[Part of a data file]
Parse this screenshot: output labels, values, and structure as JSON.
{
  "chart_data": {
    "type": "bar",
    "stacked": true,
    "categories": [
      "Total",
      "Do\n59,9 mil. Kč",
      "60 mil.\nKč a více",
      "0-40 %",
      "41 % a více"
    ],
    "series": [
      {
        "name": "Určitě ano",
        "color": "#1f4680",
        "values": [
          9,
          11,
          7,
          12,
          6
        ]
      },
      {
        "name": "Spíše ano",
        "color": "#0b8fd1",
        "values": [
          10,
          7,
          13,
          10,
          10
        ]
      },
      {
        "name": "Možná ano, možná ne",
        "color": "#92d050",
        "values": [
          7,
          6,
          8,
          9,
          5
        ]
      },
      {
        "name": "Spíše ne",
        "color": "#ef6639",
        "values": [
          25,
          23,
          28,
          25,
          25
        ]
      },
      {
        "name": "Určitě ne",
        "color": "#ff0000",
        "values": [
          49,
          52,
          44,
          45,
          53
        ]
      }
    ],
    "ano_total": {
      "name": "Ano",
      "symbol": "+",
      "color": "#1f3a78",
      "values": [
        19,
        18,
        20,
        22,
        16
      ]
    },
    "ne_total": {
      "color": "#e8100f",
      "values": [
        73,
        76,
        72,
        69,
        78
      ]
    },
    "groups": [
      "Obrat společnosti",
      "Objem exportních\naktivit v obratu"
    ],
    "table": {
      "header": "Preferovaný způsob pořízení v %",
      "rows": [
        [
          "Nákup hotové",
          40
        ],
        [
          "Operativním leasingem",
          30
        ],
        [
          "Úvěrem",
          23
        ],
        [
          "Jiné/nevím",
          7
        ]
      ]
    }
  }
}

GOAL =>
Send back all of the entries exactly, with nothing missing.

TASK RESPONSE =>
Parse this screenshot: output labels, values, and structure as JSON.
{
  "chart_data": {
    "type": "bar",
    "stacked": true,
    "categories": [
      "Total",
      "Do\n59,9 mil. Kč",
      "60 mil.\nKč a více",
      "0-40 %",
      "41 % a více"
    ],
    "series": [
      {
        "name": "Určitě ano",
        "color": "#1f4680",
        "values": [
          9,
          11,
          7,
          12,
          6
        ]
      },
      {
        "name": "Spíše ano",
        "color": "#0b8fd1",
        "values": [
          10,
          7,
          13,
          10,
          10
        ]
      },
      {
        "name": "Možná ano, možná ne",
        "color": "#92d050",
        "values": [
          7,
          6,
          8,
          9,
          5
        ]
      },
      {
        "name": "Spíše ne",
        "color": "#ef6639",
        "values": [
          25,
          23,
          28,
          25,
          25
        ]
      },
      {
        "name": "Určitě ne",
        "color": "#ff0000",
        "values": [
          49,
          52,
          44,
          45,
          53
        ]
      }
    ],
    "ano_total": {
      "name": "Ano",
      "symbol": "+",
      "color": "#1f3a78",
      "values": [
        19,
        18,
        20,
        22,
        16
      ]
    },
    "ne_total": {
      "color": "#e8100f",
      "values": [
        73,
        76,
        72,
        69,
        78
      ]
    },
    "groups": [
      "Obrat společnosti",
      "Objem exportních\naktivit v obratu"
    ],
    "table": {
      "header": "Preferovaný způsob pořízení v %",
      "rows": [
        [
          "Nákup hotové",
          40
        ],
        [
          "Operativním leasingem",
          30
        ],
        [
          "Úvěrem",
          23
        ],
        [
          "Jiné/nevím",
          7
        ]
      ]
    }
  }
}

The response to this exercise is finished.